(A series on childhood memories)
English literature was a passion for Ernakulam District Collector M. Beena, when she was growing up at Thiruvananthapuram
By Shevlin Sebastian
“One day, when I was three years old, I slipped and fell as I ran up the stairs in our house at Thampanoor, Thiruvananthapuram,” says Ernakulam District Collector Dr. M. Beena. Her face hit the jagged edge of the railing. “There was a lot of blood,” she says. “Since my mother was working, there was only the servant to look after me.”
The panic-stricken woman tried a desperate, natural remedy: she put coffee powder on the wound and managed to stop the bleeding. As soon as her mother came home, she took Beena to the hospital. “Two stitches were needed to close the wound,” she says, and points to a small mark near the corner of her right eye.
Beena seemed to be accident-prone when she was a child. Once, she stood between a chair and a table and pretended to drive a cycle. Inevitably, she lost her balance, fell face down and lost two teeth.
On another occasion, her finger got stuck in the jamb and a sudden breeze caused the door to shut and a nail was ripped off. “Here,” she says, pointing at the forefingers of both her hands. “One has a different shape from the other.”
Beena and her elder sister, Shailaja, who is a doctor, are the children of R. Mahadevan Pillai and the late Radhamani Ammal, who passed away in May at the age of 68. Both of them worked at the Accountant-General’s office.
“My mother had the biggest influence on me,” she says. "She pushed me because she had high expectations.” Radhamani Ammal tended to focus on the extra-curricular activities.
Beena remembers a fancy dress competition she took part in when she was in Class three. There were few parents present because it was a week day. But when Beena, who was dressed as Krishna, looked at the audience, she spotted her mother. “I remember how happy I felt,” she says. “My mother was always so supportive.”
Her mother also had a tremendous fighting spirit. “Once, when she took Shailaja for admission to the Holy Angels’ school the nun said no. “My mother said, ‘If you don’t accept my daughter, you will be losing an SSLC rank holder,’ says Beena. “Because she had the courage to speak like that, my sister gained admission.”
Beena saw her mother’s bravery at close quarters when, one night, when she was ten years old, she woke up to see the curtain on fire in her bedroom. Apparently, a mosquito coil had been placed on the window sill and, somehow, the curtain caught fire.
Just below the window, there were several books and it could have become a major blaze. “I shouted and alerted everybody,” says Beena. “My mother single-handedly pulled down the curtain and stamped out the fire with the help of a sheet.”

_Study questions_
[1] From the article on M. Beena's childhood memories, list each accident that injured her as a child and the injury it caused.
[2] Say whether each statement agrees with the article on M. Beena's childhood memories. Answer yes or no and quote the deciding words.
(a) Beena's elder sister Shailaja is a doctor.
(b) Beena dressed as Krishna for a fancy dress competition when she was in Class five.
(c) Radhamani Ammal died at the age of 68.
[3] From the article on M. Beena's childhood memories, return the passage starting at "Beena and her" and ending at "the Accountant-General’s office.", copied exactly.

_Records_

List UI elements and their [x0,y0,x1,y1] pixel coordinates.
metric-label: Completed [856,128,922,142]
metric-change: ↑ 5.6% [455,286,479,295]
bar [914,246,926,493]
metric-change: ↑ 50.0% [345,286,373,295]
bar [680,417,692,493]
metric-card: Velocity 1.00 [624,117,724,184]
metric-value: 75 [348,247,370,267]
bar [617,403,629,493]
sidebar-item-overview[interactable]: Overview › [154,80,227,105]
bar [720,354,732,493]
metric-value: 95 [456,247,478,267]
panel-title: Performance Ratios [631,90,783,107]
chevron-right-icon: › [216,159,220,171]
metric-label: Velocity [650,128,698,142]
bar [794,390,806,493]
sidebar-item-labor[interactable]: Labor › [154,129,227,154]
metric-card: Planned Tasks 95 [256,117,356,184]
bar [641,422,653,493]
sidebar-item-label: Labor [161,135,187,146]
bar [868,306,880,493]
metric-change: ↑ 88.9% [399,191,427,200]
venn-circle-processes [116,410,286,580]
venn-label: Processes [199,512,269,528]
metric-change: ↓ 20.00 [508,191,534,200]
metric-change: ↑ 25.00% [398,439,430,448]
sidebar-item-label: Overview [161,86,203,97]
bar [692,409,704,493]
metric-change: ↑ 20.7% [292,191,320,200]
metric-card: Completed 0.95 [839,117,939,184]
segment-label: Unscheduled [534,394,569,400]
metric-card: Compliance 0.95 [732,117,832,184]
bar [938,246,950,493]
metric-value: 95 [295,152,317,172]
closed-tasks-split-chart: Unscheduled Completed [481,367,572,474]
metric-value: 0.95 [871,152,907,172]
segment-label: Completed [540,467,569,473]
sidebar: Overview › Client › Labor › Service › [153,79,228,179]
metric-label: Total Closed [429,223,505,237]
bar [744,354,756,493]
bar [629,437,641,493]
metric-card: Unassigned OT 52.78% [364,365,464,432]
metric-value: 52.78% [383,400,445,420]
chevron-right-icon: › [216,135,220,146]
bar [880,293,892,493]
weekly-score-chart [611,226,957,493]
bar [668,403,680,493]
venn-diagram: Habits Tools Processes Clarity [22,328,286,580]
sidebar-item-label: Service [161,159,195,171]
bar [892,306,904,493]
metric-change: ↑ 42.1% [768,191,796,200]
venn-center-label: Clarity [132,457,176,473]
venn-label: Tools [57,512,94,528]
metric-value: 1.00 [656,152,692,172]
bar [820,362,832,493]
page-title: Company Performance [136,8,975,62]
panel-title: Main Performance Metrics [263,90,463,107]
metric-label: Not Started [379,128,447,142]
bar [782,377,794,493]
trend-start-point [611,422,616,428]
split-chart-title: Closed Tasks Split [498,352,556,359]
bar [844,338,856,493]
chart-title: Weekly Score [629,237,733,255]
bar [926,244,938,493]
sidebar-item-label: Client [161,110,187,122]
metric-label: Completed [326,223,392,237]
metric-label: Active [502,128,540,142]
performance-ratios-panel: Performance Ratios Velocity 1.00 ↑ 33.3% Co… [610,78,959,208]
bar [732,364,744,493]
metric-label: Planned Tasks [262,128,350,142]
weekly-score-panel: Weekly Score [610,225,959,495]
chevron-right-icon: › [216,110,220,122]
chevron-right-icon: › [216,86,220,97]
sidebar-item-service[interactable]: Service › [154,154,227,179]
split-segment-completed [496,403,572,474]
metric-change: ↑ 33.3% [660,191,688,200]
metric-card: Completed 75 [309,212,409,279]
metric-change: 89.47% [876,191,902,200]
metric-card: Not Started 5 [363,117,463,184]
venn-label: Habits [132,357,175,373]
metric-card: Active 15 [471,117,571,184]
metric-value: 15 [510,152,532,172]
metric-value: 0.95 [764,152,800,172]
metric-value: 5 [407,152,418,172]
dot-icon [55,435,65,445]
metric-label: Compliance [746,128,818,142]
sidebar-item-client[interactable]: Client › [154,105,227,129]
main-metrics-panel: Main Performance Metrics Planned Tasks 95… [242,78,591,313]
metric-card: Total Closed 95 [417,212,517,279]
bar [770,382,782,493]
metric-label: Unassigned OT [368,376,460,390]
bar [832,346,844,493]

_Answers for this exercise_
[1]
- She slipped and fell while running up the stairs, and her face hit the jagged edge of the railing. The wound needed two stitches.
- She pretended to drive a cycle between a chair and a table, fell face down, and lost two teeth.
- Her finger got stuck in the door jamb, a breeze shut the door, and a nail was ripped off.

[2]
(a) Yes: "Beena and her elder sister, Shailaja, who is a doctor"
(b) No: "a fancy dress competition she took part in when she was in Class three"
(c) Yes: "who passed away in May at the age of 68"

[3]
Beena and her elder sister, Shailaja, who is a doctor, are the children of R. Mahadevan Pillai and the late Radhamani Ammal, who passed away in May at the age of 68. Both of them worked at the Accountant-General’s office.